**What you need to do**
Quote all entries in full, exactly.

**Exercise input**
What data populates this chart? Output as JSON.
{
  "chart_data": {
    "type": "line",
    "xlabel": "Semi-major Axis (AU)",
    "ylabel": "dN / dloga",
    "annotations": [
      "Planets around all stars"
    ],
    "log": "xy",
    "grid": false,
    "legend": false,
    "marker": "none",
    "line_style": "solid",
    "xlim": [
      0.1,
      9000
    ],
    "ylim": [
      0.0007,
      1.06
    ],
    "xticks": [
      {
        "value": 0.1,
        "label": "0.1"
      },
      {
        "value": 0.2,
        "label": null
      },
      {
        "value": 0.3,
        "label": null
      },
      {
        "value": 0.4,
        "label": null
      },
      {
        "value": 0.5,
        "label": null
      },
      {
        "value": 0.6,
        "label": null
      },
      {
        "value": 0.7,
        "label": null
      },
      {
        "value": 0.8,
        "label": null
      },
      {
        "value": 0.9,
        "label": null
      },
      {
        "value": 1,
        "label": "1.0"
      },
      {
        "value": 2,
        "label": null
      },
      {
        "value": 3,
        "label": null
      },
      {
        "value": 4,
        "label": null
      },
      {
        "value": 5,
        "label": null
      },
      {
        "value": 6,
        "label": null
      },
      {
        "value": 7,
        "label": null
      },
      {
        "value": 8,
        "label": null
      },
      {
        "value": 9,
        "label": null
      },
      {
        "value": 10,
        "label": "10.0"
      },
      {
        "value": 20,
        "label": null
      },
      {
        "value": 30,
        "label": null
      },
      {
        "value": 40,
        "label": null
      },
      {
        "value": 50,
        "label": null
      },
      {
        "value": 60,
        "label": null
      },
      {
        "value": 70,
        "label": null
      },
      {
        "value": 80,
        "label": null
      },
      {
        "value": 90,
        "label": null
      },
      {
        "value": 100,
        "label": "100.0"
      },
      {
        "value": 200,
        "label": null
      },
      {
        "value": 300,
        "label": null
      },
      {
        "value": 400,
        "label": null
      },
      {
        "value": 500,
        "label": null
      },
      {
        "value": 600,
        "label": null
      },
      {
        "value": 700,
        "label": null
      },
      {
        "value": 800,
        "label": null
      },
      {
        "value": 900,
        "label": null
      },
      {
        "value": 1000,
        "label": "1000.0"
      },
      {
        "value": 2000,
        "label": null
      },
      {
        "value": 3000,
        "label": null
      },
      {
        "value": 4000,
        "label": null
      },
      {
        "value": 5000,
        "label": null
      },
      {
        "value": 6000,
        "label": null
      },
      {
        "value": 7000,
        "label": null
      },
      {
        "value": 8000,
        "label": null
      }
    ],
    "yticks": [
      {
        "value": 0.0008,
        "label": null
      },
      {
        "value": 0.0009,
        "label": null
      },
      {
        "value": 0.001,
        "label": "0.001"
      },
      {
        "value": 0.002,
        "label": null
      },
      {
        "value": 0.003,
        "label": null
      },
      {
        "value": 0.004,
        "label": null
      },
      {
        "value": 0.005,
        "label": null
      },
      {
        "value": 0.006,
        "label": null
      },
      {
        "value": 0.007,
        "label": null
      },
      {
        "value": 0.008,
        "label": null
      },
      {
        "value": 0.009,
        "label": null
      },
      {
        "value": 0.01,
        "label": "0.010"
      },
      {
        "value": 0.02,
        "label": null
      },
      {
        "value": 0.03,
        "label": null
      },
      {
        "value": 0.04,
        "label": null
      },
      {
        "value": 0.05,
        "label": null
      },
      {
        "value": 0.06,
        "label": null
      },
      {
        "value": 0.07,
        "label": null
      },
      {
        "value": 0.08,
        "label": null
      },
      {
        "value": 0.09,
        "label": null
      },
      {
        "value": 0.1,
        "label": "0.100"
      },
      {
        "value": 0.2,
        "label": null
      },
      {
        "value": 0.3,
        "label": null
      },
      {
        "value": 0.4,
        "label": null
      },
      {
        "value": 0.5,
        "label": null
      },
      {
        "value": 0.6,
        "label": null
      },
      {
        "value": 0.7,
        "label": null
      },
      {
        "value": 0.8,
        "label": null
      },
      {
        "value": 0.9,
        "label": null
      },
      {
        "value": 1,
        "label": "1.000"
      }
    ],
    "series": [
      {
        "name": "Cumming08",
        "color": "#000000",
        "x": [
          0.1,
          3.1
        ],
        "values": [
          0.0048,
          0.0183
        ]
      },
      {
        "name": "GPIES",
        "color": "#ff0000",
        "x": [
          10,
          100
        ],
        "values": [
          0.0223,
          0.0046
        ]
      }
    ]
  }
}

**Output for this task**
What data populates this chart? Output as JSON.
{
  "chart_data": {
    "type": "line",
    "xlabel": "Semi-major Axis (AU)",
    "ylabel": "dN / dloga",
    "annotations": [
      "Planets around all stars"
    ],
    "log": "xy",
    "grid": false,
    "legend": false,
    "marker": "none",
    "line_style": "solid",
    "xlim": [
      0.1,
      9000
    ],
    "ylim": [
      0.0007,
      1.06
    ],
    "xticks": [
      {
        "value": 0.1,
        "label": "0.1"
      },
      {
        "value": 0.2,
        "label": null
      },
      {
        "value": 0.3,
        "label": null
      },
      {
        "value": 0.4,
        "label": null
      },
      {
        "value": 0.5,
        "label": null
      },
      {
        "value": 0.6,
        "label": null
      },
      {
        "value": 0.7,
        "label": null
      },
      {
        "value": 0.8,
        "label": null
      },
      {
        "value": 0.9,
        "label": null
      },
      {
        "value": 1,
        "label": "1.0"
      },
      {
        "value": 2,
        "label": null
      },
      {
        "value": 3,
        "label": null
      },
      {
        "value": 4,
        "label": null
      },
      {
        "value": 5,
        "label": null
      },
      {
        "value": 6,
        "label": null
      },
      {
        "value": 7,
        "label": null
      },
      {
        "value": 8,
        "label": null
      },
      {
        "value": 9,
        "label": null
      },
      {
        "value": 10,
        "label": "10.0"
      },
      {
        "value": 20,
        "label": null
      },
      {
        "value": 30,
        "label": null
      },
      {
        "value": 40,
        "label": null
      },
      {
        "value": 50,
        "label": null
      },
      {
        "value": 60,
        "label": null
      },
      {
        "value": 70,
        "label": null
      },
      {
        "value": 80,
        "label": null
      },
      {
        "value": 90,
        "label": null
      },
      {
        "value": 100,
        "label": "100.0"
      },
      {
        "value": 200,
        "label": null
      },
      {
        "value": 300,
        "label": null
      },
      {
        "value": 400,
        "label": null
      },
      {
        "value": 500,
        "label": null
      },
      {
        "value": 600,
        "label": null
      },
      {
        "value": 700,
        "label": null
      },
      {
        "value": 800,
        "label": null
      },
      {
        "value": 900,
        "label": null
      },
      {
        "value": 1000,
        "label": "1000.0"
      },
      {
        "value": 2000,
        "label": null
      },
      {
        "value": 3000,
        "label": null
      },
      {
        "value": 4000,
        "label": null
      },
      {
        "value": 5000,
        "label": null
      },
      {
        "value": 6000,
        "label": null
      },
      {
        "value": 7000,
        "label": null
      },
      {
        "value": 8000,
        "label": null
      }
    ],
    "yticks": [
      {
        "value": 0.0008,
        "label": null
      },
      {
        "value": 0.0009,
        "label": null
      },
      {
        "value": 0.001,
        "label": "0.001"
      },
      {
        "value": 0.002,
        "label": null
      },
      {
        "value": 0.003,
        "label": null
      },
      {
        "value": 0.004,
        "label": null
      },
      {
        "value": 0.005,
        "label": null
      },
      {
        "value": 0.006,
        "label": null
      },
      {
        "value": 0.007,
        "label": null
      },
      {
        "value": 0.008,
        "label": null
      },
      {
        "value": 0.009,
        "label": null
      },
      {
        "value": 0.01,
        "label": "0.010"
      },
      {
        "value": 0.02,
        "label": null
      },
      {
        "value": 0.03,
        "label": null
      },
      {
        "value": 0.04,
        "label": null
      },
      {
        "value": 0.05,
        "label": null
      },
      {
        "value": 0.06,
        "label": null
      },
      {
        "value": 0.07,
        "label": null
      },
      {
        "value": 0.08,
        "label": null
      },
      {
        "value": 0.09,
        "label": null
      },
      {
        "value": 0.1,
        "label": "0.100"
      },
      {
        "value": 0.2,
        "label": null
      },
      {
        "value": 0.3,
        "label": null
      },
      {
        "value": 0.4,
        "label": null
      },
      {
        "value": 0.5,
        "label": null
      },
      {
        "value": 0.6,
        "label": null
      },
      {
        "value": 0.7,
        "label": null
      },
      {
        "value": 0.8,
        "label": null
      },
      {
        "value": 0.9,
        "label": null
      },
      {
        "value": 1,
        "label": "1.000"
      }
    ],
    "series": [
      {
        "name": "Cumming08",
        "color": "#000000",
        "x": [
          0.1,
          3.1
        ],
        "values": [
          0.0048,
          0.0183
        ]
      },
      {
        "name": "GPIES",
        "color": "#ff0000",
        "x": [
          10,
          100
        ],
        "values": [
          0.0223,
          0.0046
        ]
      }
    ]
  }
}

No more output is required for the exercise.